▶ **Directions for this task**:
Print the entries below word for word; the pictures stay out of your copy.

A run of records:
┌──
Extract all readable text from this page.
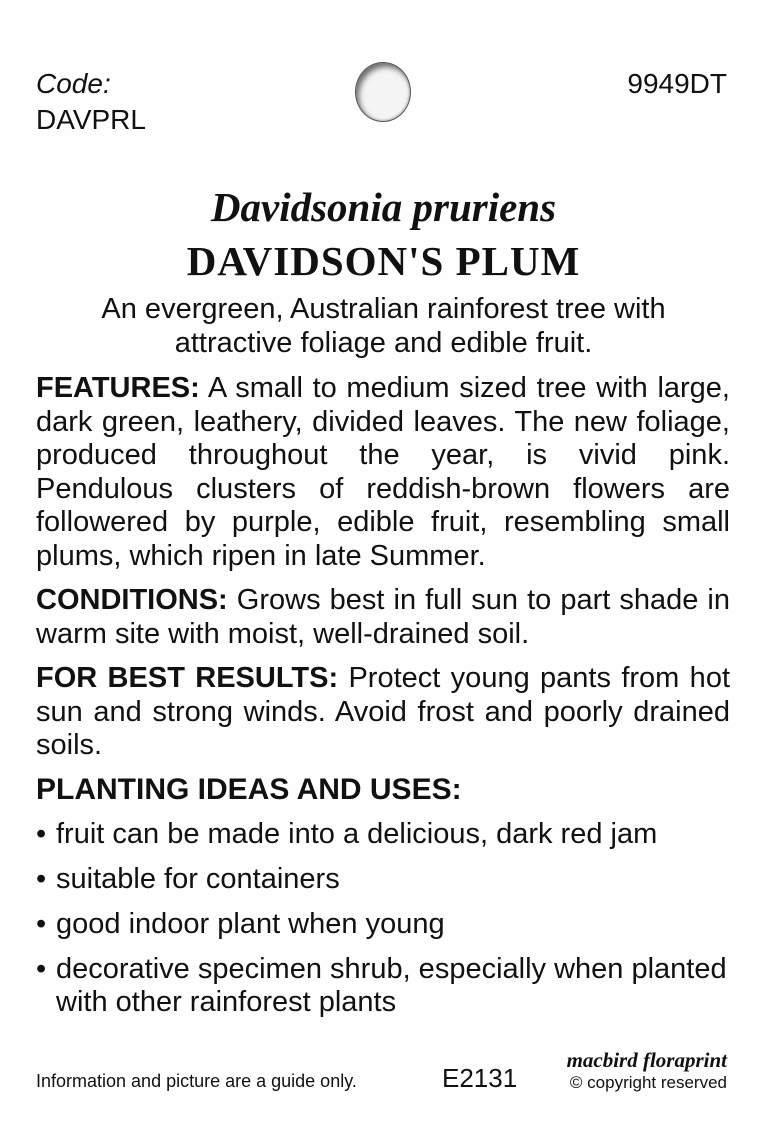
Code:
DAVPRL
9949DT
Davidsonia pruriens
DAVIDSON'S PLUM
An evergreen, Australian rainforest tree with attractive foliage and edible fruit.
FEATURES: A small to medium sized tree with large, dark green, leathery, divided leaves. The new foliage, produced throughout the year, is vivid pink. Pendulous clusters of reddish-brown flowers are followered by purple, edible fruit, resembling small plums, which ripen in late Summer.
CONDITIONS: Grows best in full sun to part shade in warm site with moist, well-drained soil.
FOR BEST RESULTS: Protect young pants from hot sun and strong winds. Avoid frost and poorly drained soils.
PLANTING IDEAS AND USES:
• fruit can be made into a delicious, dark red jam
• suitable for containers
• good indoor plant when young
• decorative specimen shrub, especially when planted with other rainforest plants
Information and picture are a guide only.	E2131
macbird floraprint
© copyright reserved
└──
▶ **Task result**:
Extract all readable text from this page.
Code:
DAVPRL
9949DT
Davidsonia pruriens
DAVIDSON'S PLUM
An evergreen, Australian rainforest tree with attractive foliage and edible fruit.
FEATURES: A small to medium sized tree with large, dark green, leathery, divided leaves. The new foliage, produced throughout the year, is vivid pink. Pendulous clusters of reddish-brown flowers are followered by purple, edible fruit, resembling small plums, which ripen in late Summer.
CONDITIONS: Grows best in full sun to part shade in warm site with moist, well-drained soil.
FOR BEST RESULTS: Protect young pants from hot sun and strong winds. Avoid frost and poorly drained soils.
PLANTING IDEAS AND USES:
• fruit can be made into a delicious, dark red jam
• suitable for containers
• good indoor plant when young
• decorative specimen shrub, especially when planted with other rainforest plants
Information and picture are a guide only.	E2131
macbird floraprint
© copyright reserved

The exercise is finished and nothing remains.